Count how many lines hold the string "title". Give that number alone.

#####

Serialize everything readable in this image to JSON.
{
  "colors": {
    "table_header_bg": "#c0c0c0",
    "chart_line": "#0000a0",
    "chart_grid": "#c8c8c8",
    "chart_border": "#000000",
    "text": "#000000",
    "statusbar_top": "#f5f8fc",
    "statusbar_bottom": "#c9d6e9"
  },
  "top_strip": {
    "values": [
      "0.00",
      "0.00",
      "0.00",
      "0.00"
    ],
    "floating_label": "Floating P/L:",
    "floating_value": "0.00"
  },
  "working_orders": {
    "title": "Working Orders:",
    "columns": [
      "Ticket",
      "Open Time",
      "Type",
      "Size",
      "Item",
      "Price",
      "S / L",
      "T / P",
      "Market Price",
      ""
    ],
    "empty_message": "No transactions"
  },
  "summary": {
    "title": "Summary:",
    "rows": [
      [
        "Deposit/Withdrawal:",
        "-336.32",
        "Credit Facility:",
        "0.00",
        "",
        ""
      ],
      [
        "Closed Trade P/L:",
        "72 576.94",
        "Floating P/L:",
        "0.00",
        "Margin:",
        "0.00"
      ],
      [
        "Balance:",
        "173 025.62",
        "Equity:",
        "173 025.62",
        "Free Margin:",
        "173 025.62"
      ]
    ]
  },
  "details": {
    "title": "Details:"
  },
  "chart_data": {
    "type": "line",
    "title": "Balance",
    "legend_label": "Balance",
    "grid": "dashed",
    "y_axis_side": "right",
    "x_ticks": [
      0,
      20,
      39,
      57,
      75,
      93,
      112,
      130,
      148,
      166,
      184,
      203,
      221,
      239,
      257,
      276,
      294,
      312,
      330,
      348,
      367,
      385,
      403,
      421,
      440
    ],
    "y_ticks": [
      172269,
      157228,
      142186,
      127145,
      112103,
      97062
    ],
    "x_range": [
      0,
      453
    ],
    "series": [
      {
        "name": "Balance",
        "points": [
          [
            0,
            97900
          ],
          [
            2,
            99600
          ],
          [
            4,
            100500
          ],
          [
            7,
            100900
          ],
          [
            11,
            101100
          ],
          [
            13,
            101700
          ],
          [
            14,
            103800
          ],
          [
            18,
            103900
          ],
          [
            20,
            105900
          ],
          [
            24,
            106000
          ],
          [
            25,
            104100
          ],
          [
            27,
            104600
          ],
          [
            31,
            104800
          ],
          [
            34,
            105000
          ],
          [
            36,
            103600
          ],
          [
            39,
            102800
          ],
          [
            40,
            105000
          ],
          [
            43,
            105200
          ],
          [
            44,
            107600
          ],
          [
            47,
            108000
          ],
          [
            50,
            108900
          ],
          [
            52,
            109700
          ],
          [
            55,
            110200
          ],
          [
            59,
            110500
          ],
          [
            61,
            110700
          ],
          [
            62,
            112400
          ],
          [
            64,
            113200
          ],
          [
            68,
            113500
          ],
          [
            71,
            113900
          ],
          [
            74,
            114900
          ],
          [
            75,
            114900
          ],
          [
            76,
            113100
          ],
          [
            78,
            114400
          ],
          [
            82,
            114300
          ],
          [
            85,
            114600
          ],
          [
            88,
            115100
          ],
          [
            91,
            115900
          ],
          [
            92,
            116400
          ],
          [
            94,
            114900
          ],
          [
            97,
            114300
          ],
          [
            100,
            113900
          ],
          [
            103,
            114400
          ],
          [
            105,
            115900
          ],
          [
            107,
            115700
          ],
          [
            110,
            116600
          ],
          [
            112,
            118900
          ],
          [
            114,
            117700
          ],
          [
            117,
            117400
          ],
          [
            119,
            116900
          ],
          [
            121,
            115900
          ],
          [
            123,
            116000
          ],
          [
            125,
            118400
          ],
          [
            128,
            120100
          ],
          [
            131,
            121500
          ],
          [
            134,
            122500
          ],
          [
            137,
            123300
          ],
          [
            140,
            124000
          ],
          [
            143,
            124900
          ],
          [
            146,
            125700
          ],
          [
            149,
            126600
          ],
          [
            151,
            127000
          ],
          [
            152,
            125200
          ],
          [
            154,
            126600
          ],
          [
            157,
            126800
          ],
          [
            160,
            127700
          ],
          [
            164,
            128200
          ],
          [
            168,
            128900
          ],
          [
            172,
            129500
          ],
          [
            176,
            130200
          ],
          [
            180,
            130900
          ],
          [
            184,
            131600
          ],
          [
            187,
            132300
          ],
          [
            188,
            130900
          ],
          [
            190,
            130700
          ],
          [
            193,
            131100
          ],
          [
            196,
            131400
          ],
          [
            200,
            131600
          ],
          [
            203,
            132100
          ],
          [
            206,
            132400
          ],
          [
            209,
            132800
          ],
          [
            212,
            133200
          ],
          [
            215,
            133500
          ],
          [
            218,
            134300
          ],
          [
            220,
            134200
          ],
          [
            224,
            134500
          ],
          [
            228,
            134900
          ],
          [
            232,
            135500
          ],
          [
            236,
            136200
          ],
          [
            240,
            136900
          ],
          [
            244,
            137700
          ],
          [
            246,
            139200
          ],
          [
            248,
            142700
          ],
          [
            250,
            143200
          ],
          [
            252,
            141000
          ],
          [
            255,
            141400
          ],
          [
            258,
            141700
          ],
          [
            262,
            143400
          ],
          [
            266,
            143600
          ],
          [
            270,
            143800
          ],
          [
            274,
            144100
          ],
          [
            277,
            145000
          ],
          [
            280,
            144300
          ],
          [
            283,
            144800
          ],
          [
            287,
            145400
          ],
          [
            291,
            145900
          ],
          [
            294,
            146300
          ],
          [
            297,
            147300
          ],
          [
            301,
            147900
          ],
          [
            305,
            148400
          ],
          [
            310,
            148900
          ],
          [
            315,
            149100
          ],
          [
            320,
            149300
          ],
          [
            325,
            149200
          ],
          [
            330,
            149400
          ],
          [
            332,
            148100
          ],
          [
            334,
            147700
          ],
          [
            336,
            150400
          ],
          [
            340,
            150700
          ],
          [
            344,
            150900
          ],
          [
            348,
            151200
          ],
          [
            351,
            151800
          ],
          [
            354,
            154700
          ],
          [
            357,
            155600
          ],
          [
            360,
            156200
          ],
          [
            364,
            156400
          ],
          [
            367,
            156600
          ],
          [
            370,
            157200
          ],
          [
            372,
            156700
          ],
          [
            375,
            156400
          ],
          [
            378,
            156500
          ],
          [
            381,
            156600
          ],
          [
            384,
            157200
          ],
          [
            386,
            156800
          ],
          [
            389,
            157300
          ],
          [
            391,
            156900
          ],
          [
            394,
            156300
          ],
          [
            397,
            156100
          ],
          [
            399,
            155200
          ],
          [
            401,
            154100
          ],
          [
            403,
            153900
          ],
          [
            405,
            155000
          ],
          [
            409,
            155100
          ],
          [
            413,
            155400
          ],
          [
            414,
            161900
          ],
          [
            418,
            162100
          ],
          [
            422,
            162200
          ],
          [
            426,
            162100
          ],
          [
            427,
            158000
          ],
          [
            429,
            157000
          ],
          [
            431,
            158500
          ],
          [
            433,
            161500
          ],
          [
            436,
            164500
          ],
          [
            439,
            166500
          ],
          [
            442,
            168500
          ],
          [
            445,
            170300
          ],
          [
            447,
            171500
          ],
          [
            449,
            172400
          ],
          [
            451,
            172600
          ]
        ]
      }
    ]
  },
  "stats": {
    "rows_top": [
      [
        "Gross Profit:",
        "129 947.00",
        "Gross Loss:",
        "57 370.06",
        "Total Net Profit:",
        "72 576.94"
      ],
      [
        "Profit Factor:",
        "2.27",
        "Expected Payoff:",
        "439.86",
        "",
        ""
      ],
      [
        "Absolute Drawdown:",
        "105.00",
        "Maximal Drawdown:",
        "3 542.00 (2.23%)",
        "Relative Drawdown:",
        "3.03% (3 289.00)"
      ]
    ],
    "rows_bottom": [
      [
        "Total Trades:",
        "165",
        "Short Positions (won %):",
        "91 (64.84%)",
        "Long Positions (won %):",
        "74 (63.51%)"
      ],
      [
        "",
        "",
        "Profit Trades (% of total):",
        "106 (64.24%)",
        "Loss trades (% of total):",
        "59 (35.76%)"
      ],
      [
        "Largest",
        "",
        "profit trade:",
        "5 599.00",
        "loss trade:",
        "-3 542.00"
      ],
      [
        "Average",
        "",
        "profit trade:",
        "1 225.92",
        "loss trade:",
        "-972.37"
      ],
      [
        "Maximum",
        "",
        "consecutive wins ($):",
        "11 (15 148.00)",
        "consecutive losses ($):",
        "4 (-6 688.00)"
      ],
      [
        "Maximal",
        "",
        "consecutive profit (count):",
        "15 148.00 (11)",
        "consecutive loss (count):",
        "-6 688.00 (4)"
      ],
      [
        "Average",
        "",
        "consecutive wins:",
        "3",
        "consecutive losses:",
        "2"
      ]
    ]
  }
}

#####

> [Solution]
4